## Data records
=======

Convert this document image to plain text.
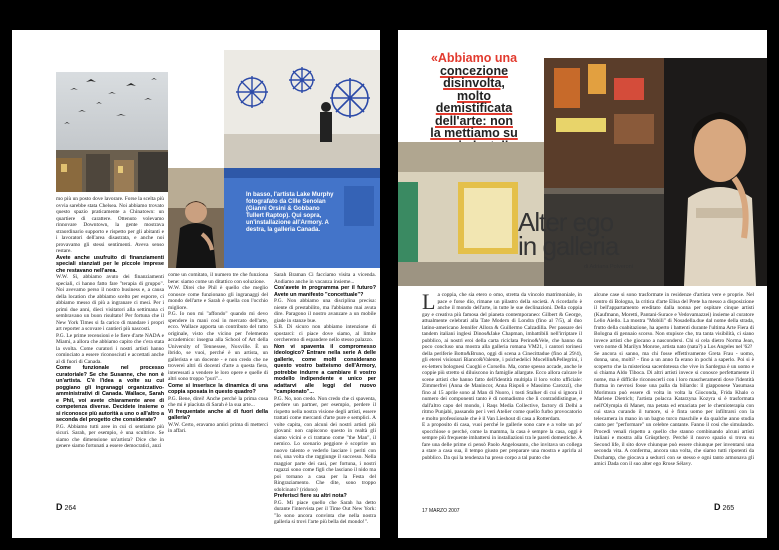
In basso, l'artista Lake Murphy fotografato da Cille Senolan (Gianni Orsini & Gobbano Tullert Raptop). Qui sopra, un'installazione all'Armory. A destra, la galleria Canada.

mo più un posto dove lavorare. Forse la scelta più ovvia sarebbe stata Chelsea. Noi abbiamo trovato questo spazio praticamente a Chinatown: un quartiere di carattere. Ottenuto volevamo rinnovare Downtown, la gente mostrava straordinario supporto e rispetto per gli abitanti e i lavoratori dell'area disastrata, e anche noi provavamo gli stessi sentimenti. Aveva senso restare.

Avete anche usufruito di finanziamenti speciali stanziati per le piccole imprese che restavano nell'area.

W.W. Sì, abbiamo avuto dei finanziamenti speciali, ci hanno fatto fare "terapia di gruppo". Noi avevamo perso il nostro business e, a causa della location che abbiamo scelto per esporre, ci abbiamo messo di più a ingranare ci mesi. Per i primi due anni, dieci visitatori alla settimana ci sembravano un buon risultato! Per fortuna che il New York Times si fa carico di mandare i propri art reporter a scovare i cantieri più nascosti.

P.G. Le prime recensioni e le fiere d'arte NADA e Miami, a allora che abbiamo capito che c'era stata la svolta. Come curatori i nostri artisti hanno cominciato a essere riconosciuti e accettati anche al di fuori di Canada.

Come funzionale nel processo curatoriale? Se che Susanne, che non è un'artista. C'è l'idea a volte su cui poggiano gli ingranaggi organizzativo-amministrativi di Canada. Wallace, Sarah e Phil, voi avete chiaramente aree di competenza diverse. Decidete insieme o si riconosce più autorità a uno o all'altro a seconda del progetto che considerate?

P.G. Abbiamo tutti aree in cui ci sentiamo più sicuri. Sarah, per esempio, è una scultrice. Se siamo che dimensione un'artista? Dice che in genere siamo fortunati a essere democratici, anzi

come un comitato, il numero tre che funziona bene: siamo come un ditattico con soluzione.

W.W. Direi che Phil è quello che meglio conosce come funzionano gli ingranaggi del mondo dell'arte e Sarah è quella con l'occhio migliore.

P.G. Io non mi "affondo" quando mi devo spendere in mani così in mercato dell'arte, ecco. Wallace apporta un contributo del tutto originale, visto che vicino per l'elemento accademico: insegna alla School of Art della University of Tennessee, Noxville. È un ibrido, se vuoi, perché è un artista, un gallerista e un docente - e non credo che ne troverei altri di docenti d'arte a questa fiera, interessati a vendere le loro opere e quelle di altri sono troppo "puri"...

Come si inserisce la dinamica di una coppia sposata in questo quadro?

P.G. Bene, direi! Anche perché la prima cosa che mi è piaciuta di Sarah è la sua arte...

Vi frequentate anche al di fuori della galleria?

W.W. Certo, eravamo amici prima di metterci in affari.

Sarah Braman Ci facciamo visita a vicenda. Andiamo anche in vacanza insieme...

Cos'avete in programma per il futuro? Avete un manifesto "concettuale"?

P.G. Non abbiamo una disciplina precisa: niente di prestabilito, ma l'abbiamo mai avuta dire. Paragono il nostro avanzare a un mobile giade in stanze bue.

S.B. Di sicuro non abbiamo intenzione di spostarci: ci piace dove siamo, al limite cercheremo di espandere nello stesso palazzo.

Non vi spaventa il compromesso ideologico? Entrare nella serie A delle gallerie, come molti considerano questo vostro batteismo dell'Armory, potrebbe indurre a cambiare il vostro modello indipendente e unico per adattarvi alle leggi del nuovo "campionato"...

P.G. No, non credo. Non credo che ci spaventa, perdere un partner, per esempio, perdere il rispetto nella nostra visione degli artisti, essere trattati come mercanti d'arte pure e semplici. A volte capita, con alcuni dei nostri artisti più giovani: non capiscono questo in realtà gli siamo vicini e ci trattano come "the Man", il nemico. Lo scenario peggiore è scoprire un nuovo talento e vederlo lasciare i periti con noi, una volta che raggiunge il successo. Nella maggior parte dei casi, per fortuna, i nostri ragazzi sono come figli che lasciano il nido ma poi tornano a casa per la Festa del Ringraziamento. Che dite, sono troppo sdolcinato? (ridono)

Preferisci fiere su altri nota?

P.G. Mi piace quello che Sarah ha detto durante l'intervista per il Time Out New York: "Io sono ancora convinta che nella nostra galleria si trovi l'arte più bella del mondo!".

D 264
«Abbiamo una
concezione
disinvolta,
molto
demistificata
dell'arte: non
la mettiamo su
Alter ego
in galleria
di Adriana Polveroni

La coppia, che sia etero o omo, stretta da vincolo matrimoniale, in pace e forse dio, rimane un pilastro della società. A ricordarlo è anche il mondo dell'arte, in tutte le sue declinazioni. Della coppia gay e creativa più famosa del pianeta contemporaneo: Gilbert & George, attualmente celebrati alla Tate Modern di Londra (fino al 7/5), al duo latino-americano Jennifer Allora & Guillermo Calzadilla. Per passare dei tandem italiani inglesi Dinos&Jake Chapman, imbattibili nell'irriptare il pubblico, ai nostri eroi della carta riciclata Perino&Vele, che hanno da poco concluso una mostra alla galleria romana VM21, i cantori torinesi della periferie Botto&Bruno, oggi di scena a Cinecittadue (fino al 29/4), gli eterei visionari Bianco&Valente, i psichedelici Mocellin&Pellegrini, i ex-letters bolognesi Cuoghi e Corsello. Ma, come spesso accade, anche le coppie più stretto si diluiscono in famiglie allargate. Ecco allora calcare le scene artisti che hanno fatto dell'identità multipla il loro volto ufficiale: Zimmerfrei (Anna de Manincor, Anna Rispoli e Massimo Carozzi), che fino al 15 aprile sono al Man di Nuoro, i tosti Stalker di cui si ignora il numero dei componenti tanto è di nomadismo che li contraddistingue, e dall'altro capo del mondo, i Raqs Media Collective, factory di Delhi a ritmo Punjabi, passando per i veri Atelier come quello furbo provocatorio e molto professionale che è il Van Lieshout di casa a Rotterdam.

E a proposito di casa, vuoi perché le gallerie sono care e a volte un po' spocchiose o perché, come la mamma, la casa è sempre la casa, oggi è sempre più frequente imbattersi in installazioni tra le pareti domestiche. A fare una delle prime ci pensò Paolo Angelosanto, che invitava un collega a stare a casa sua, il tempo giusto per preparare una mostra e aprirla al pubblico. Da qui la tendenza ha preso corpo a tal punto che

alcune case si sono trasformate in residenze d'artista vere e proprie. Nel centro di Bologna, la critica d'arte Elisa del Prete ha messo a disposizione il bell'appartamento ereditato dalla nonna per ospitare cinque artisti (Kaufmann, Moretti, Pantani-Surace e Vedovamazzei) insieme al curatore Lelio Aiello. La mostra "Mobili" di Nosadella.due dal nome della strada, frutto della coabitazione, ha aperto i battenti durante l'ultima Arte Fiera di Bologna di gennaio scorso. Non stupisce che, tra tanta visibilità, ci siano invece artisti che giocano a nascondersi. Chi si cela dietro Norma Jean, vero nome di Marilyn Monroe, artista nato (nata?) a Los Angeles nel '62?

Se ancora si sanno, ma chi fosse effettivamente Greta Frau - uomo, donna, uno, molti? - fino a un anno fa erano in pochi a saperlo. Poi si è scoperto che la misteriosa sacerdotessa che vive in Sardegna è un uomo e si chiama Aldo Tiboca. Di altri artisti invece si conosce perfettamente il nome, ma è difficile riconoscerli con i loro mascheramenti dove l'identità fluttua in nevrosi fosse una palla da biliardo: il giapponese Yasumasa Morimura può essere di volta in volta la Gioconda, Frida Khalo o Marlene Dietrich; l'artista polacca Katarzyna Kozyra si è trasformata nell'Olympia di Manet, ma petata ed emaciata per le chemioterapia con cui stava curando il tumore, si è finta uomo per infiltrarsi con la telecamera in mano in un bagno turco maschile e da qualche anno studia canto per "performare" un celebre cantante. Fanno il cosi che simulando. Procedi venali rispetto a quello che stanno combinando alcuni artisti italiani e mostra alla Grüspthery. Perché il nuovo spazio si trova su Second life, il sito dove chiunque può essere chiunque per inventarsi una seconda vita. A conferma, ancora una volta, che siamo tutti ripotenti da Duchamp, che giocava a sedurci con se stesso e ogni tanto armonava gli amici Dada con il suo alter ego Rrose Sélavy.

17 MARZO 2007	D 265
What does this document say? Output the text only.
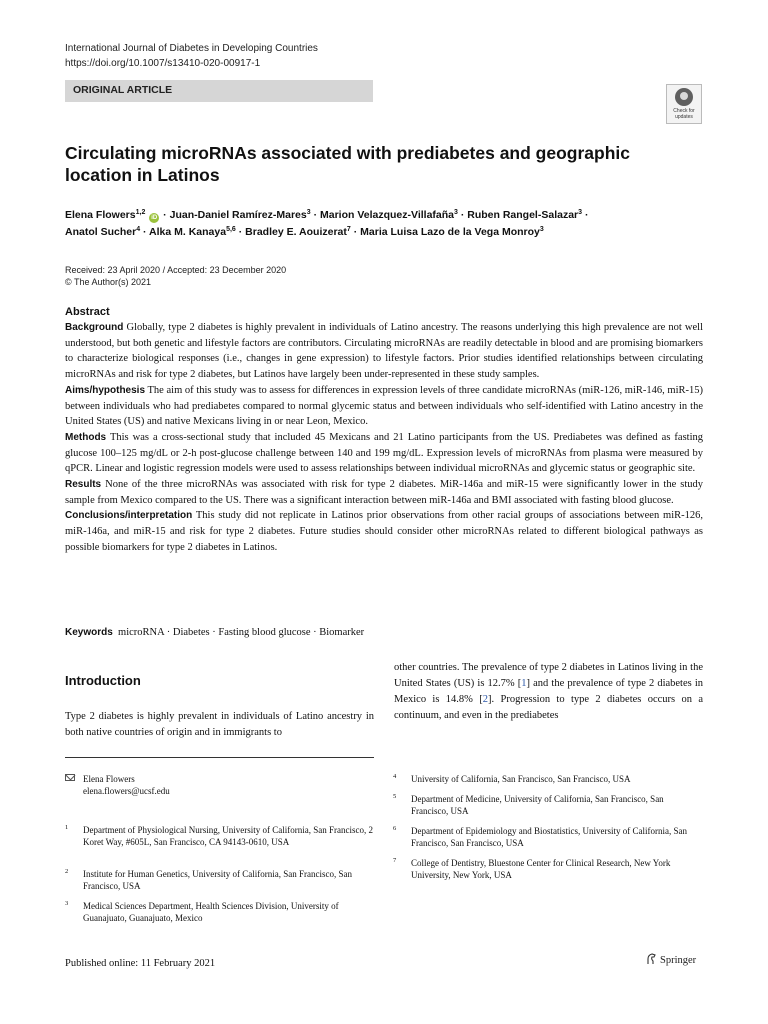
International Journal of Diabetes in Developing Countries
https://doi.org/10.1007/s13410-020-00917-1
ORIGINAL ARTICLE
Check for updates
Circulating microRNAs associated with prediabetes and geographic location in Latinos
Elena Flowers$^{1,2}$ iD · Juan-Daniel Ramírez-Mares$^3$ · Marion Velazquez-Villafaña$^3$ · Ruben Rangel-Salazar$^3$ ·
Anatol Sucher$^4$ · Alka M. Kanaya$^{5,6}$ · Bradley E. Aouizerat$^7$ · Maria Luisa Lazo de la Vega Monroy$^3$
Received: 23 April 2020 / Accepted: 23 December 2020
© The Author(s) 2021
Abstract

Background Globally, type 2 diabetes is highly prevalent in individuals of Latino ancestry. The reasons underlying this high prevalence are not well understood, but both genetic and lifestyle factors are contributors. Circulating microRNAs are readily detectable in blood and are promising biomarkers to characterize biological responses (i.e., changes in gene expression) to lifestyle factors. Prior studies identified relationships between circulating microRNAs and risk for type 2 diabetes, but Latinos have largely been under-represented in these study samples.

Aims/hypothesis The aim of this study was to assess for differences in expression levels of three candidate microRNAs (miR-126, miR-146, miR-15) between individuals who had prediabetes compared to normal glycemic status and between individuals who self-identified with Latino ancestry in the United States (US) and native Mexicans living in or near Leon, Mexico.

Methods This was a cross-sectional study that included 45 Mexicans and 21 Latino participants from the US. Prediabetes was defined as fasting glucose 100–125 mg/dL or 2-h post-glucose challenge between 140 and 199 mg/dL. Expression levels of microRNAs from plasma were measured by qPCR. Linear and logistic regression models were used to assess relationships between individual microRNAs and glycemic status or geographic site.

Results None of the three microRNAs was associated with risk for type 2 diabetes. MiR-146a and miR-15 were significantly lower in the study sample from Mexico compared to the US. There was a significant interaction between miR-146a and BMI associated with fasting blood glucose.

Conclusions/interpretation This study did not replicate in Latinos prior observations from other racial groups of associations between miR-126, miR-146a, and miR-15 and risk for type 2 diabetes. Future studies should consider other microRNAs related to different biological pathways as possible biomarkers for type 2 diabetes in Latinos.

Keywords microRNA · Diabetes · Fasting blood glucose · Biomarker
Introduction

Type 2 diabetes is highly prevalent in individuals of Latino ancestry in both native countries of origin and in immigrants to

other countries. The prevalence of type 2 diabetes in Latinos living in the United States (US) is 12.7% [1] and the prevalence of type 2 diabetes in Mexico is 14.8% [2]. Progression to type 2 diabetes occurs on a continuum, and even in the prediabetes

Elena Flowers
elena.flowers@ucsf.edu
1 Department of Physiological Nursing, University of California, San Francisco, 2 Koret Way, #605L, San Francisco, CA 94143-0610, USA
2 Institute for Human Genetics, University of California, San Francisco, San Francisco, USA
3 Medical Sciences Department, Health Sciences Division, University of Guanajuato, Guanajuato, Mexico
4 University of California, San Francisco, San Francisco, USA
5 Department of Medicine, University of California, San Francisco, San Francisco, USA
6 Department of Epidemiology and Biostatistics, University of California, San Francisco, San Francisco, USA
7 College of Dentistry, Bluestone Center for Clinical Research, New York University, New York, USA
Published online: 11 February 2021	Springer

=======

## Task brief
In the records above, locate the lines holding the word "prima". Copy each of them.

## Your solution
P.G. Bene, direi! Anche perché la prima cosa che mi è piaciuta di Sarah è la sua arte...
W.W. Certo, eravamo amici prima di metterci in affari.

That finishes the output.